◆ EXERCISE GOAL:
Reproduce these lines without alteration, starting at the beginning of the records and ending with the line containing "317, 300, 348]", with both included.

Start

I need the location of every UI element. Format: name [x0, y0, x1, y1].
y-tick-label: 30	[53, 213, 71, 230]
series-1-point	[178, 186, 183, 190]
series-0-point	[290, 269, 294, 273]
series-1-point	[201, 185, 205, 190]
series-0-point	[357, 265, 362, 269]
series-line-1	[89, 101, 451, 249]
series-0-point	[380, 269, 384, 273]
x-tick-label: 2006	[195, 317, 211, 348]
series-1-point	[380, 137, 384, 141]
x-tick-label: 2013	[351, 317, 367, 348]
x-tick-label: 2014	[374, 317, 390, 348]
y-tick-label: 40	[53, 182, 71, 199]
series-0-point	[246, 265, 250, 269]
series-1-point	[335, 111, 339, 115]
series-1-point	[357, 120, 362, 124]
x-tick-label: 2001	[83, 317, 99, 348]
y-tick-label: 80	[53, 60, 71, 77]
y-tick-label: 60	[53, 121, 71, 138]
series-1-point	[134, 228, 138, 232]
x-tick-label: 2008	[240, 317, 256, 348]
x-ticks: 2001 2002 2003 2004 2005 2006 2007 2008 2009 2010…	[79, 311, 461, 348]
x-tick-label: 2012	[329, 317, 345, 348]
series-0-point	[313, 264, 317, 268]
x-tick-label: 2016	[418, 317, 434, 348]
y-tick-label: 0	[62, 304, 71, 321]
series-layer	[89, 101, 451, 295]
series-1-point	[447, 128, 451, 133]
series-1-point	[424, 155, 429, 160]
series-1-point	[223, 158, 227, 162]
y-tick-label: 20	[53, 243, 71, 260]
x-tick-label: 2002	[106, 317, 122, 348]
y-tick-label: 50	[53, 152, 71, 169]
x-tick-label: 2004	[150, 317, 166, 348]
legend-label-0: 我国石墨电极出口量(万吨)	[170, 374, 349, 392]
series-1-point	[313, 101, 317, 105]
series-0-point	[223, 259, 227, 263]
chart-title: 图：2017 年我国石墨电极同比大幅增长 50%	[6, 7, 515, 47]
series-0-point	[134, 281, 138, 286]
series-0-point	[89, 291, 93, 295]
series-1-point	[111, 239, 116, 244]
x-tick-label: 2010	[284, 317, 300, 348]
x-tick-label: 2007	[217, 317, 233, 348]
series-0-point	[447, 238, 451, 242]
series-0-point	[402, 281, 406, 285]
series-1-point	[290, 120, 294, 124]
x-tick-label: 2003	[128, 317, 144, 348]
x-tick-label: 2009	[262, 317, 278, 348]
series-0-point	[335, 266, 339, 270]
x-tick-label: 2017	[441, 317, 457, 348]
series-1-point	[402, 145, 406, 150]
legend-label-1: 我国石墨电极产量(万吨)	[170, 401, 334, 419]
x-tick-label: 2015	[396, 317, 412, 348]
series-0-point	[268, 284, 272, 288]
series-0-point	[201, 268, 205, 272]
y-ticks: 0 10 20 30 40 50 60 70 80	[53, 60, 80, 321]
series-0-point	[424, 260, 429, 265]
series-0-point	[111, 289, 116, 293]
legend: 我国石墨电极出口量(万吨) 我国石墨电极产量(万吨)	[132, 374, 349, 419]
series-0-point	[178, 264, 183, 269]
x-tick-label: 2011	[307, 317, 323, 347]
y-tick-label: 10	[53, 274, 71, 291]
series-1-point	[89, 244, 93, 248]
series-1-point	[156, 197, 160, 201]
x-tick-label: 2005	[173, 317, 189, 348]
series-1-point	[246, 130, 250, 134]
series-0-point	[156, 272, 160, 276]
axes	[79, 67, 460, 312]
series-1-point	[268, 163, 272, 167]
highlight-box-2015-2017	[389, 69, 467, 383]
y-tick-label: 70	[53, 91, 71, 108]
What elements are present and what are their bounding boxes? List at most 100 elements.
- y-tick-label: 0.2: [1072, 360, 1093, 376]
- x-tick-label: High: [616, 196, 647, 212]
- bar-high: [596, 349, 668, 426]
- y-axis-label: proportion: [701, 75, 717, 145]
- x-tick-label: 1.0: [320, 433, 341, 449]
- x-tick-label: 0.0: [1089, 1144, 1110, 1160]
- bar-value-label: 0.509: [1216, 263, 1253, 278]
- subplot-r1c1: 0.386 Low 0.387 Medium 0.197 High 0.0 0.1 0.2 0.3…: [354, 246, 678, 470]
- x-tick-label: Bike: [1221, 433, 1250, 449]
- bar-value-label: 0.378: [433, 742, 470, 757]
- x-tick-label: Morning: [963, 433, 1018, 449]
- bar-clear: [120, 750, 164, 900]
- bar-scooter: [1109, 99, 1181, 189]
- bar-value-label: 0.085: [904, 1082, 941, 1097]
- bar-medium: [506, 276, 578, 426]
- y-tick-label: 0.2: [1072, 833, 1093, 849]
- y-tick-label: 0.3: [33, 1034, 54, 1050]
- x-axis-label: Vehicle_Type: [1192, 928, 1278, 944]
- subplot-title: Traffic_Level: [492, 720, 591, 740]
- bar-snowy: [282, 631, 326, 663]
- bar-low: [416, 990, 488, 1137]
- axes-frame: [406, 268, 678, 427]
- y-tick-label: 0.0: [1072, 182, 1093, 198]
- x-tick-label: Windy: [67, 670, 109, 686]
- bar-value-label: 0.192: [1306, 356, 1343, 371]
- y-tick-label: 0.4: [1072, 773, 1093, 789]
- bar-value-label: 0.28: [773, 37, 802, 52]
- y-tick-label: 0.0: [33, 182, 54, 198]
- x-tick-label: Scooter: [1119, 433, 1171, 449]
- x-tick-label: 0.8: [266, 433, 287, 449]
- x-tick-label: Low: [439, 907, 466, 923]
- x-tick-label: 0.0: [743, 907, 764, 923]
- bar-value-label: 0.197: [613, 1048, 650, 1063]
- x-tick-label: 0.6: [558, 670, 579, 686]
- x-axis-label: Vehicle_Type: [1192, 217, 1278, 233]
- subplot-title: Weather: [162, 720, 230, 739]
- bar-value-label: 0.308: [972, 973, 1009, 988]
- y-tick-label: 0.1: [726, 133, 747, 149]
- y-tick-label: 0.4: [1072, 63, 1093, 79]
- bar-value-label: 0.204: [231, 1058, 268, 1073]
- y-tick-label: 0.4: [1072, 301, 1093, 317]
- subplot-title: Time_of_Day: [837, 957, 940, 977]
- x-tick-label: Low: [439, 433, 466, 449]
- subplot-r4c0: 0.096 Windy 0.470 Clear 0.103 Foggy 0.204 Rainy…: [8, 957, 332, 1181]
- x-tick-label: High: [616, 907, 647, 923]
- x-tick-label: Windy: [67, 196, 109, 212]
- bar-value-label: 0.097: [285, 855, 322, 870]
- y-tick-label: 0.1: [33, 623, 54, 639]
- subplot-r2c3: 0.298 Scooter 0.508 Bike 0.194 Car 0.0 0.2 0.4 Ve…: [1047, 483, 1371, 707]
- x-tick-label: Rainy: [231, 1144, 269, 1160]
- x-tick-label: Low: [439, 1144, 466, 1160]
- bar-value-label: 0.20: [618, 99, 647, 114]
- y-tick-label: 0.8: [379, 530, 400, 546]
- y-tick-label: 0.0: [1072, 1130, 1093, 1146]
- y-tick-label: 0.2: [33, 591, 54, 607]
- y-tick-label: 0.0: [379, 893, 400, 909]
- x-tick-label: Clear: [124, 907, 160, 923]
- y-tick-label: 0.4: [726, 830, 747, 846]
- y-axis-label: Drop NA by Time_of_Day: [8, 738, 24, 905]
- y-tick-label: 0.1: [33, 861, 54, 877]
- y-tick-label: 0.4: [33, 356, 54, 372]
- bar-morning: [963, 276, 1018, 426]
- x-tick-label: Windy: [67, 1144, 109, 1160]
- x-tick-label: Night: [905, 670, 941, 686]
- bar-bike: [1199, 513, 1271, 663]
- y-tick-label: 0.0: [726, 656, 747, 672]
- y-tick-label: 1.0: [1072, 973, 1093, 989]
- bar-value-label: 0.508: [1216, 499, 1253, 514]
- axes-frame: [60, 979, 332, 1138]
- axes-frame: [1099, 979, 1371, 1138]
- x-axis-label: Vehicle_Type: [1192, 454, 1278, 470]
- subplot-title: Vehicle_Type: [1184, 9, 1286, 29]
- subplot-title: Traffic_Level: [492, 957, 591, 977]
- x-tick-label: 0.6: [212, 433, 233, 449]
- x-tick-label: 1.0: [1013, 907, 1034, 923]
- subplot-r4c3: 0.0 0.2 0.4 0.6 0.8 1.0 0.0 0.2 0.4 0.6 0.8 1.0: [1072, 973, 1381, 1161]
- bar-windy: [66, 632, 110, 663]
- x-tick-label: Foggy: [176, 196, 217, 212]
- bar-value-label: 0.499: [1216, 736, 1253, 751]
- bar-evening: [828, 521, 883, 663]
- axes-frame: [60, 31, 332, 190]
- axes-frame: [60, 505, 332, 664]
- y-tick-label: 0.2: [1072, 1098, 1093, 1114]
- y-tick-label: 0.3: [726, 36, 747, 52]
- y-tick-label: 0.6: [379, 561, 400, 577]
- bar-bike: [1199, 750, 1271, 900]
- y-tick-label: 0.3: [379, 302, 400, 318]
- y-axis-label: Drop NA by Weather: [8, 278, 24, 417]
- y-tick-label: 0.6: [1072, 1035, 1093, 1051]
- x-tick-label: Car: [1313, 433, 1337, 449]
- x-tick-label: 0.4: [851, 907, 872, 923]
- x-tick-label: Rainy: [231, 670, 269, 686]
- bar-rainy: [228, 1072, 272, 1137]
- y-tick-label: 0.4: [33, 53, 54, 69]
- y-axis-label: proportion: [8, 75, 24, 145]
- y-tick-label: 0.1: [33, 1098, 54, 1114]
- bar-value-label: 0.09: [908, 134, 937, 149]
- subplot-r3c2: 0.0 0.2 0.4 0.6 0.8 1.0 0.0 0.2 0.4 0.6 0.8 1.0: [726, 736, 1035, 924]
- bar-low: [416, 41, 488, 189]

End

◆ RESULT:
I need the location of every UI element. Format: name [x0, y0, x1, y1].
y-tick-label: 30	[53, 213, 71, 230]
series-1-point	[178, 186, 183, 190]
series-0-point	[290, 269, 294, 273]
series-1-point	[201, 185, 205, 190]
series-0-point	[357, 265, 362, 269]
series-line-1	[89, 101, 451, 249]
series-0-point	[380, 269, 384, 273]
x-tick-label: 2006	[195, 317, 211, 348]
series-1-point	[380, 137, 384, 141]
x-tick-label: 2013	[351, 317, 367, 348]
x-tick-label: 2014	[374, 317, 390, 348]
y-tick-label: 40	[53, 182, 71, 199]
series-0-point	[246, 265, 250, 269]
series-1-point	[335, 111, 339, 115]
series-1-point	[357, 120, 362, 124]
x-tick-label: 2001	[83, 317, 99, 348]
y-tick-label: 80	[53, 60, 71, 77]
y-tick-label: 60	[53, 121, 71, 138]
series-1-point	[134, 228, 138, 232]
x-tick-label: 2008	[240, 317, 256, 348]
x-ticks: 2001 2002 2003 2004 2005 2006 2007 2008 2009 2010…	[79, 311, 461, 348]
x-tick-label: 2012	[329, 317, 345, 348]
series-0-point	[313, 264, 317, 268]
x-tick-label: 2016	[418, 317, 434, 348]
y-tick-label: 0	[62, 304, 71, 321]
series-layer	[89, 101, 451, 295]
series-1-point	[447, 128, 451, 133]
series-1-point	[424, 155, 429, 160]
series-1-point	[223, 158, 227, 162]
y-tick-label: 20	[53, 243, 71, 260]
x-tick-label: 2002	[106, 317, 122, 348]
y-tick-label: 50	[53, 152, 71, 169]
x-tick-label: 2004	[150, 317, 166, 348]
legend-label-0: 我国石墨电极出口量(万吨)	[170, 374, 349, 392]
series-1-point	[313, 101, 317, 105]
series-0-point	[223, 259, 227, 263]
chart-title: 图：2017 年我国石墨电极同比大幅增长 50%	[6, 7, 515, 47]
series-0-point	[134, 281, 138, 286]
series-0-point	[89, 291, 93, 295]
series-1-point	[111, 239, 116, 244]
x-tick-label: 2010	[284, 317, 300, 348]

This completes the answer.